The task: Select all lines in the records that include "this".
★ ★ ★ ★
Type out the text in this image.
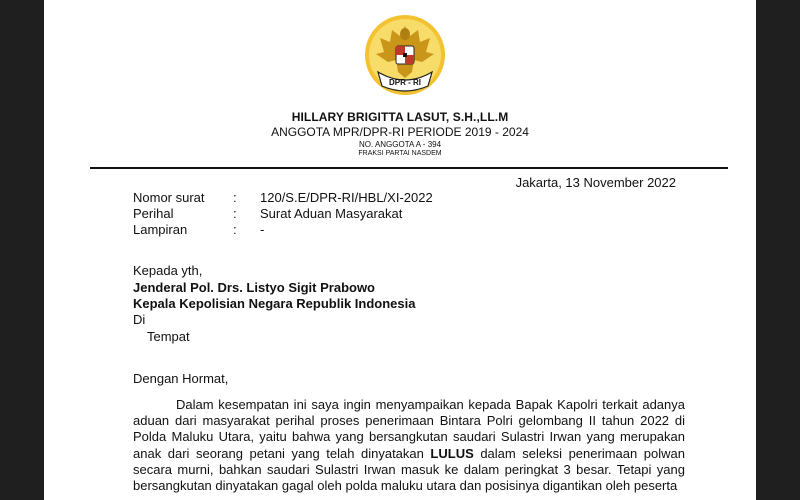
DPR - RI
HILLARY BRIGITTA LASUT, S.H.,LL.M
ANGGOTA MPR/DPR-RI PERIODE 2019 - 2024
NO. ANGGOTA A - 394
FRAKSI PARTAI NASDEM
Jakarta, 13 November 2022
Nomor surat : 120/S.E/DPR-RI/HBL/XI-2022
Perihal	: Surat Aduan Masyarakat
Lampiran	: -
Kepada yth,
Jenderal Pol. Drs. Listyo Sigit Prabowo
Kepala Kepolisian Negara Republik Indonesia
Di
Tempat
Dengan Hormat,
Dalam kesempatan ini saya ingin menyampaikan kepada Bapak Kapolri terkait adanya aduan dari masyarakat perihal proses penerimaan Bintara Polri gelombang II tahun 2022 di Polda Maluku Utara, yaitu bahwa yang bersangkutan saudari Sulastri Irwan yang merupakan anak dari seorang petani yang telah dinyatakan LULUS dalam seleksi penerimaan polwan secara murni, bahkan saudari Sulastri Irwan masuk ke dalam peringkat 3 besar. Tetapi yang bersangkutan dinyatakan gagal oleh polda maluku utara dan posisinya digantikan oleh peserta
★ ★ ★ ★
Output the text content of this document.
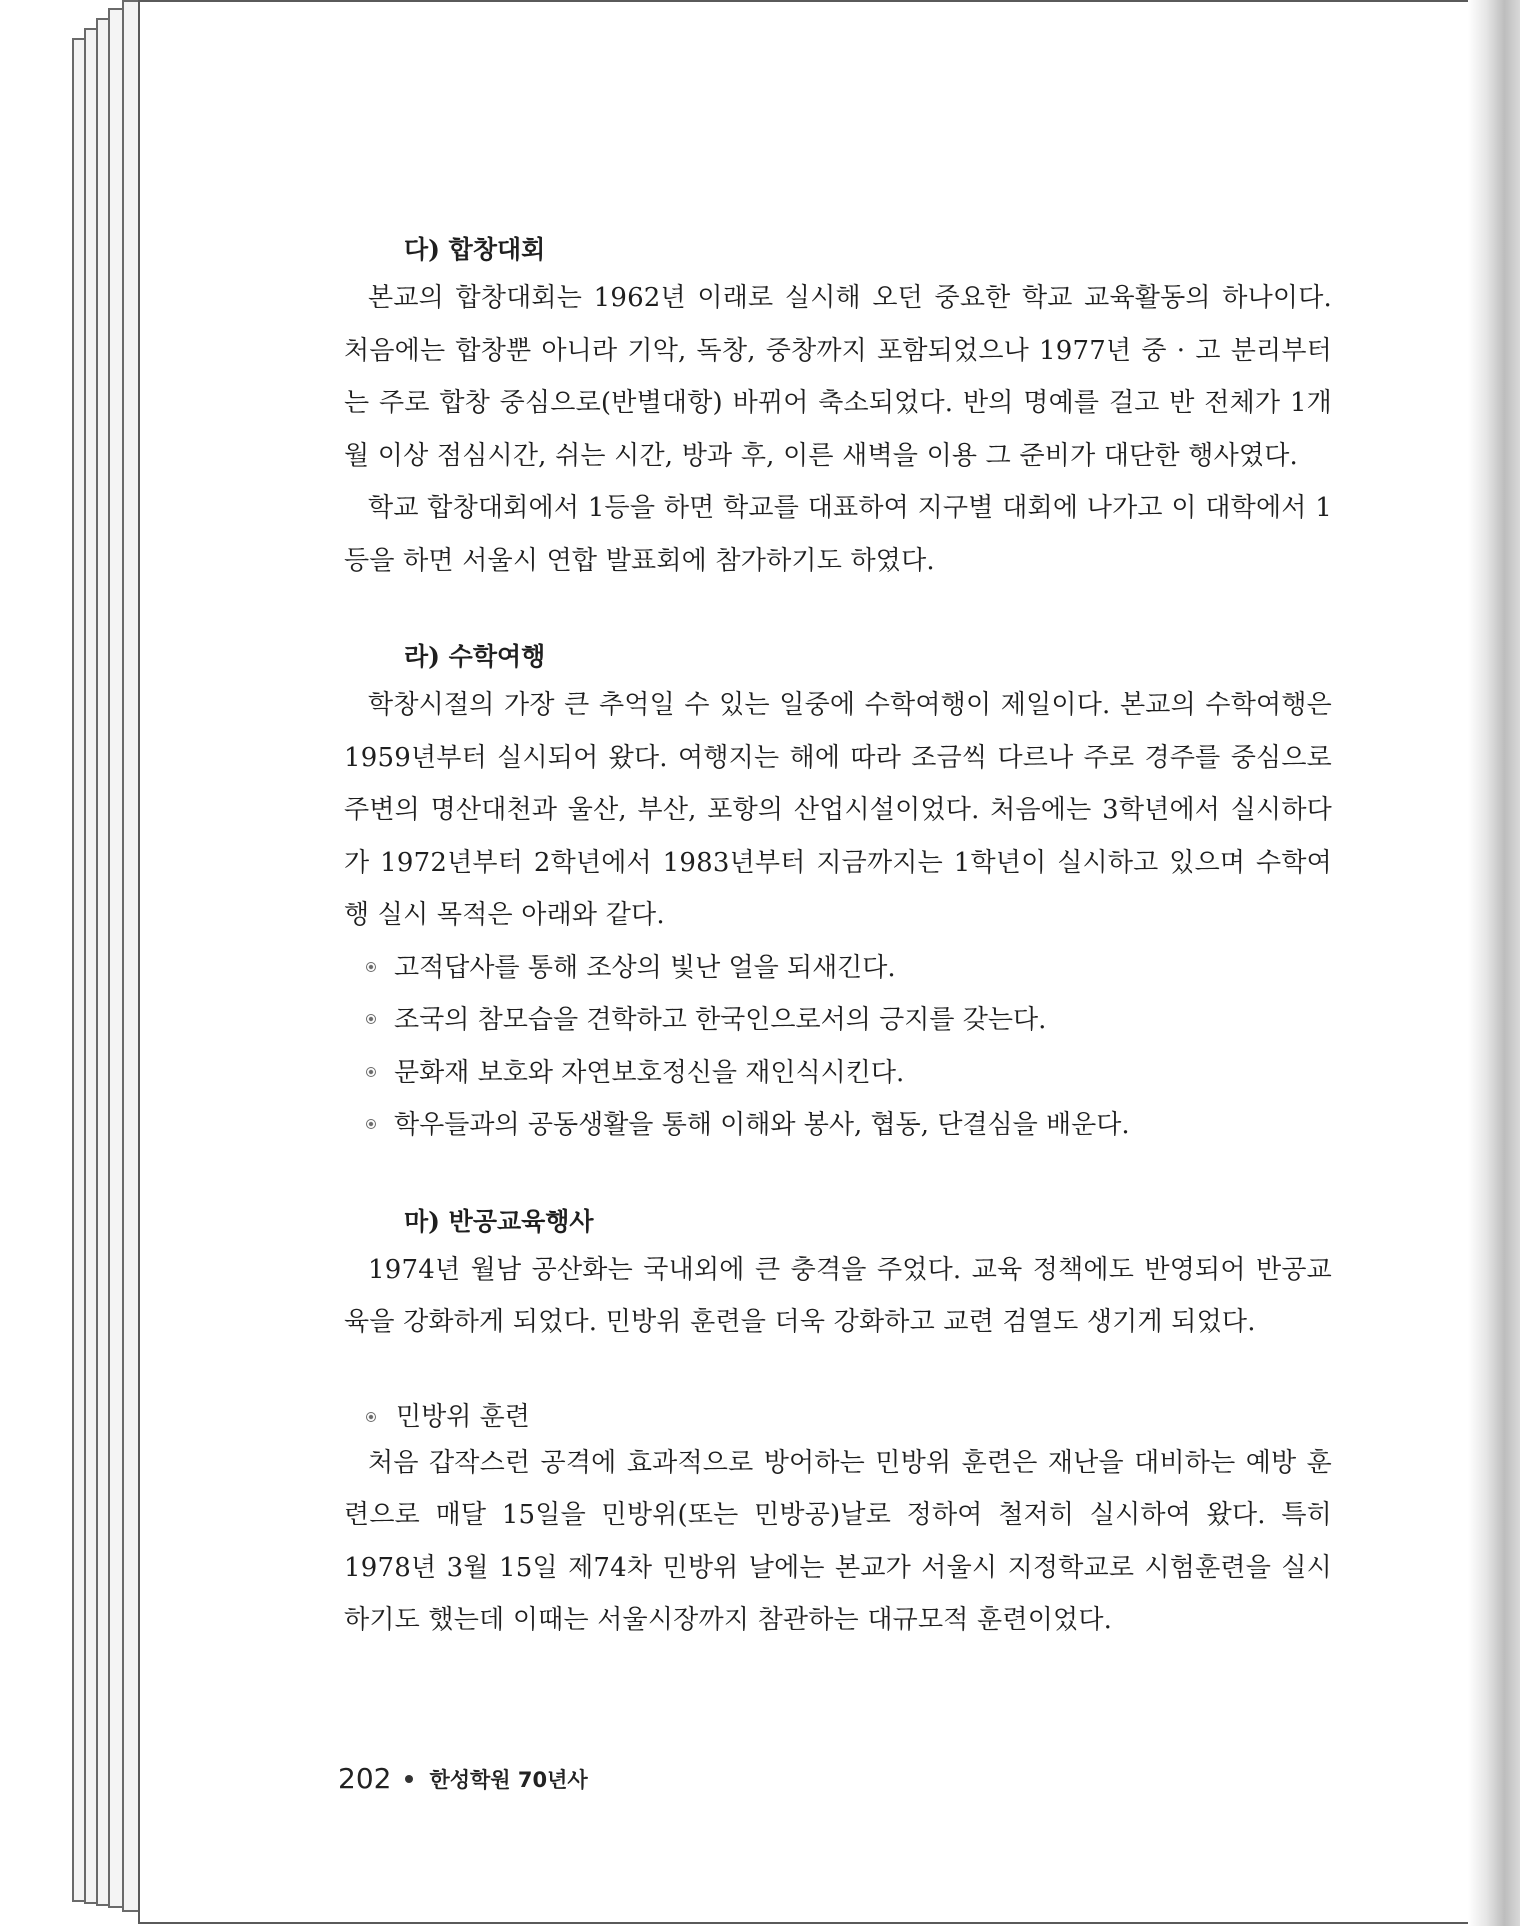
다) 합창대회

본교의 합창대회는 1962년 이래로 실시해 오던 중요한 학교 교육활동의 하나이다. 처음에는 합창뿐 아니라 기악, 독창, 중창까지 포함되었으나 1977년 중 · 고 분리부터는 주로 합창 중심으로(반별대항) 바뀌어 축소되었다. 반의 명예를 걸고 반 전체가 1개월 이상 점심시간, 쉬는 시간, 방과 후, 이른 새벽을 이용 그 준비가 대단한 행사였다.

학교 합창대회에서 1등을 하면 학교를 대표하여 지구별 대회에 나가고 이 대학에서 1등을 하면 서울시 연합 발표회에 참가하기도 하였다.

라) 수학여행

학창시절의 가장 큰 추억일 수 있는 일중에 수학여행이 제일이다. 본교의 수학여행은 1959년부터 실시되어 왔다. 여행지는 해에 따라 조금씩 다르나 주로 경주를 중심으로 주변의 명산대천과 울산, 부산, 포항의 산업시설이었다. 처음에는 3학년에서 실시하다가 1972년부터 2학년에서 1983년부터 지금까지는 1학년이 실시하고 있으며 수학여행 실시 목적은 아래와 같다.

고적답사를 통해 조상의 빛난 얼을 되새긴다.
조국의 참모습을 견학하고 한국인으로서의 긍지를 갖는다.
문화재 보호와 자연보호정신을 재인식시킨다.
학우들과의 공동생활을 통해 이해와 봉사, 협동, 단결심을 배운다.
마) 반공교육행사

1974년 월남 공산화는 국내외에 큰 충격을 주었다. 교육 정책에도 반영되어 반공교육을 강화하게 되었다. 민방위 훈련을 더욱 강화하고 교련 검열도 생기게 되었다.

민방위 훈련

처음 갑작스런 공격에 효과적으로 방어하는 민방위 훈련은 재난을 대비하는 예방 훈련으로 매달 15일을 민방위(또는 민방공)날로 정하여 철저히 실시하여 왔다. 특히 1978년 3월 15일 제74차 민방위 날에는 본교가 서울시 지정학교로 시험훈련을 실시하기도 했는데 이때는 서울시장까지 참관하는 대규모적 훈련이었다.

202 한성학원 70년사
★ ★ ★ ★
The answer:
Type out the text in this image.
Output the text content of this document.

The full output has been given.